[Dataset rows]
★ ★ ★
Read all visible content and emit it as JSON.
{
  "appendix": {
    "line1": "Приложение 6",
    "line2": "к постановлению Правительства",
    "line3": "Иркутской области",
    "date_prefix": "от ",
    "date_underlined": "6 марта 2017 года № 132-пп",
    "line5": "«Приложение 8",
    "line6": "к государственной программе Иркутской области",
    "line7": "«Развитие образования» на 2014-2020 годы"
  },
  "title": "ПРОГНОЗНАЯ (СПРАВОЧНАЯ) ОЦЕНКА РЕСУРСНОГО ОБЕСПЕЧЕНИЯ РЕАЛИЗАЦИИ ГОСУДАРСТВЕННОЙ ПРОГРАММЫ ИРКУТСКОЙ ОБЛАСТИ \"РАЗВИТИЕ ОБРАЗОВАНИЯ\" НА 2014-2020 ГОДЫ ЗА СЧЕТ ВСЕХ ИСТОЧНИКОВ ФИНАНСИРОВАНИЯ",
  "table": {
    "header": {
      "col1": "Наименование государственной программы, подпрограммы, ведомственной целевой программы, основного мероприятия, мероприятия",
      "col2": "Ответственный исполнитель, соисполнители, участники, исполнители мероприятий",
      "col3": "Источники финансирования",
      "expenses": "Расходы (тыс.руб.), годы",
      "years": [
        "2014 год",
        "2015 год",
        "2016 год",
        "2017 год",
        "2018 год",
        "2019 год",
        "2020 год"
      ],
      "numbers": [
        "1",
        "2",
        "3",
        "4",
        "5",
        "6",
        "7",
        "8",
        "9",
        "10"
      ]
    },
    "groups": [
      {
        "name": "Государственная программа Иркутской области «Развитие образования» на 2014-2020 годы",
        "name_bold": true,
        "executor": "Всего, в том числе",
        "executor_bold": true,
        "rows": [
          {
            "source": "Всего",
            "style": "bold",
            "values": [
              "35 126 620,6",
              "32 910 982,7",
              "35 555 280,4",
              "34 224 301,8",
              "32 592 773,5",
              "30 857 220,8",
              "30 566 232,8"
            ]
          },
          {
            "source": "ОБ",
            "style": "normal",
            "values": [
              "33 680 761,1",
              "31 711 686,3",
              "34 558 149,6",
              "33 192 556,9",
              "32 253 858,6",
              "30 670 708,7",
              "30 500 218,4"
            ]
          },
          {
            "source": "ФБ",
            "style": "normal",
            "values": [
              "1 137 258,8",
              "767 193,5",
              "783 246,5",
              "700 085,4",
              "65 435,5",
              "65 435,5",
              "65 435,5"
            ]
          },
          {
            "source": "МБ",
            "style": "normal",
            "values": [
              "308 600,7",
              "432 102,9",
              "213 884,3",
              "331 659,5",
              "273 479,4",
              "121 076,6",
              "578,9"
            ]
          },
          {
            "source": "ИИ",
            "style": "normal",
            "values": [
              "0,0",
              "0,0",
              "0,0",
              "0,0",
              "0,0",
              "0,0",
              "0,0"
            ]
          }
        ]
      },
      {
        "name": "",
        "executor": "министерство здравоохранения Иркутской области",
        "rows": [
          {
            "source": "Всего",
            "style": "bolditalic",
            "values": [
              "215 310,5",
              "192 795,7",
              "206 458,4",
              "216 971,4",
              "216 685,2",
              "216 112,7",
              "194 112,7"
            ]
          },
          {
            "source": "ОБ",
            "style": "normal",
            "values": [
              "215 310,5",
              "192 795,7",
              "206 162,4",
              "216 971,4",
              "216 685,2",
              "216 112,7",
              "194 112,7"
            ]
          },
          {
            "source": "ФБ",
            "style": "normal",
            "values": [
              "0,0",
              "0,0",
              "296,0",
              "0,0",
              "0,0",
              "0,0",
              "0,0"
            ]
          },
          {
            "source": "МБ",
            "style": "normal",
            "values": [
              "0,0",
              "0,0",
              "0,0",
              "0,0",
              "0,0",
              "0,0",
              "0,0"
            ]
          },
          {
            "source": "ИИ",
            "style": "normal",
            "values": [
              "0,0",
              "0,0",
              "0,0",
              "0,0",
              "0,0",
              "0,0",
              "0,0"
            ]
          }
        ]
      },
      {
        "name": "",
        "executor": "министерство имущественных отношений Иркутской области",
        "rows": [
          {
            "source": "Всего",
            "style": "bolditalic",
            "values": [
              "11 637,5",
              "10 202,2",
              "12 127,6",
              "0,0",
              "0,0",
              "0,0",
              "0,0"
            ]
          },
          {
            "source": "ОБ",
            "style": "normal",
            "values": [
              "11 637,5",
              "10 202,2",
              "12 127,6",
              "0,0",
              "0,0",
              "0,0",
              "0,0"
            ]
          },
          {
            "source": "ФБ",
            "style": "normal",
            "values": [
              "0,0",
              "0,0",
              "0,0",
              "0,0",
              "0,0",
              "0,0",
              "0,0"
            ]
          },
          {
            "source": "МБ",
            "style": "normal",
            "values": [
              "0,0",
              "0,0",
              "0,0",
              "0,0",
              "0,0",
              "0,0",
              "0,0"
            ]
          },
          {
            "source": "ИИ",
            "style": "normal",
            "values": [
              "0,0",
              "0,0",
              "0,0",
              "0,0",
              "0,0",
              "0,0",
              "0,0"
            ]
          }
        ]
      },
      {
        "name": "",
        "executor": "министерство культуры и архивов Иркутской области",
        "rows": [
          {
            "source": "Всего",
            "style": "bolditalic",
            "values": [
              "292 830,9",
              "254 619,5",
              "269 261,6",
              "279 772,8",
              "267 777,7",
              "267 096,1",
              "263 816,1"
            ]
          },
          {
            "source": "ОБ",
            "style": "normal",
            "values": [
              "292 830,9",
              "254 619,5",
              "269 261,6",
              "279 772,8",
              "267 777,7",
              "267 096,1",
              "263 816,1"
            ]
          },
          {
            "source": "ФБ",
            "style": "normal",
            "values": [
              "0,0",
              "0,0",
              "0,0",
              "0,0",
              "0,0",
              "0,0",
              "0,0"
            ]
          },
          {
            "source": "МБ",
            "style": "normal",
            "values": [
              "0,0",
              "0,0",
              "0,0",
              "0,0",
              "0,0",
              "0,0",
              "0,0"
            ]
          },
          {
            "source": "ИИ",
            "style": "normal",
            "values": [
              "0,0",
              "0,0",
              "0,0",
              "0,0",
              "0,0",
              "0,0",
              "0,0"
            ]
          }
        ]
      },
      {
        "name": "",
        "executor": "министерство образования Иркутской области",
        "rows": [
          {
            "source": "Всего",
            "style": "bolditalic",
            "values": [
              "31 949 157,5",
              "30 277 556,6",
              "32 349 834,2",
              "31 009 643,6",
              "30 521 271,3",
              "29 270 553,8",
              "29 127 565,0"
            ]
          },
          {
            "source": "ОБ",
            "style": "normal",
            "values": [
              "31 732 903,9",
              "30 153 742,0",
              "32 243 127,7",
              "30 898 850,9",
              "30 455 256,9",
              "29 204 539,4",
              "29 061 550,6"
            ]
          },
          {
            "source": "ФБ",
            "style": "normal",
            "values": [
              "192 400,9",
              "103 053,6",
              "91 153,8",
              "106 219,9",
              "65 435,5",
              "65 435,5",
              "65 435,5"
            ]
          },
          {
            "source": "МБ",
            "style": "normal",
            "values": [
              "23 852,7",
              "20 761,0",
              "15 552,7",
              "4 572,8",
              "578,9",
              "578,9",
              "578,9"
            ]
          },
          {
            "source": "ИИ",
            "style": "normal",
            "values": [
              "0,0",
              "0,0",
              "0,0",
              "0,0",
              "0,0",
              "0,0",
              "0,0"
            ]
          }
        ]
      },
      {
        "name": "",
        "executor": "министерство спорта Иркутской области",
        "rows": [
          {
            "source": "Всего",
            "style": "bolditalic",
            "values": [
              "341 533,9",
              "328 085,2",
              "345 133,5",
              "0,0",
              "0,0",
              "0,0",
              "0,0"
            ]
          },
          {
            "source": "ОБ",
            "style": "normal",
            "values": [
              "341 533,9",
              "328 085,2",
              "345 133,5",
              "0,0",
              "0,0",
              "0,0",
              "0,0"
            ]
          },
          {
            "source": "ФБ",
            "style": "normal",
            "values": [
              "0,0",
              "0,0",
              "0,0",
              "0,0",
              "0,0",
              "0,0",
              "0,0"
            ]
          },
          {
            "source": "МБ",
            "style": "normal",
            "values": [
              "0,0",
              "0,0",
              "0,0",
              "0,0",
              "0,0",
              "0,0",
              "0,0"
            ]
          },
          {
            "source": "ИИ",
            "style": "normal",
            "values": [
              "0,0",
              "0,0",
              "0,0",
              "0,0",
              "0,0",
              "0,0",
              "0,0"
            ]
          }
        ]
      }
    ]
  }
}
★ ★ ★
# Your task
From the entries above, copy every line containing the word "Приложение".

# Complete response
    "line1": "Приложение 6",
    "line5": "«Приложение 8",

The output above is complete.